--- PROBLEM STATEMENT ---
Transcribe all the records exactly and omit any images they hold.

--- STORED RECORDS ---
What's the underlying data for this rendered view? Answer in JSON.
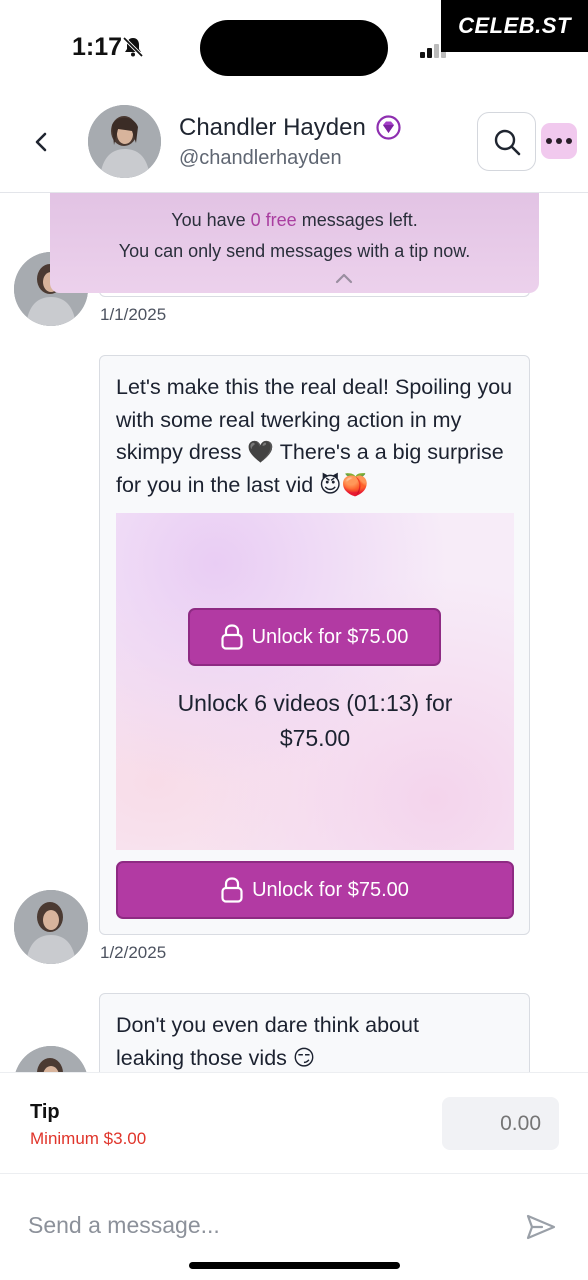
{
  "status_bar": {
    "time": "1:17",
    "watermark": "CELEB.ST"
  },
  "header": {
    "name": "Chandler Hayden",
    "handle": "@chandlerhayden"
  },
  "free_banner": {
    "line1_prefix": "You have",
    "count": "0 free",
    "line1_suffix": "messages left.",
    "line2": "You can only send messages with a tip now."
  },
  "messages": [
    {
      "date": "1/1/2025"
    },
    {
      "text": "Let's make this the real deal! Spoiling you with some real twerking action in my skimpy dress 🖤 There's a a big surprise for you in the last vid 😈🍑",
      "unlock_button": "Unlock for $75.00",
      "unlock_caption": "Unlock 6 videos (01:13) for $75.00",
      "date": "1/2/2025"
    },
    {
      "text": "Don't you even dare think about leaking those vids 😏"
    }
  ],
  "tip": {
    "label": "Tip",
    "minimum": "Minimum $3.00",
    "value": "0.00"
  },
  "composer": {
    "placeholder": "Send a message..."
  },
  "colors": {
    "accent": "#b23aa3",
    "banner": "#e2c3e4",
    "error": "#e0352b"
  }
}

--- RESULT ---
What's the underlying data for this rendered view? Answer in JSON.
{
  "status_bar": {
    "time": "1:17",
    "watermark": "CELEB.ST"
  },
  "header": {
    "name": "Chandler Hayden",
    "handle": "@chandlerhayden"
  },
  "free_banner": {
    "line1_prefix": "You have",
    "count": "0 free",
    "line1_suffix": "messages left.",
    "line2": "You can only send messages with a tip now."
  },
  "messages": [
    {
      "date": "1/1/2025"
    },
    {
      "text": "Let's make this the real deal! Spoiling you with some real twerking action in my skimpy dress 🖤 There's a a big surprise for you in the last vid 😈🍑",
      "unlock_button": "Unlock for $75.00",
      "unlock_caption": "Unlock 6 videos (01:13) for $75.00",
      "date": "1/2/2025"
    },
    {
      "text": "Don't you even dare think about leaking those vids 😏"
    }
  ],
  "tip": {
    "label": "Tip",
    "minimum": "Minimum $3.00",
    "value": "0.00"
  },
  "composer": {
    "placeholder": "Send a message..."
  },
  "colors": {
    "accent": "#b23aa3",
    "banner": "#e2c3e4",
    "error": "#e0352b"
  }
}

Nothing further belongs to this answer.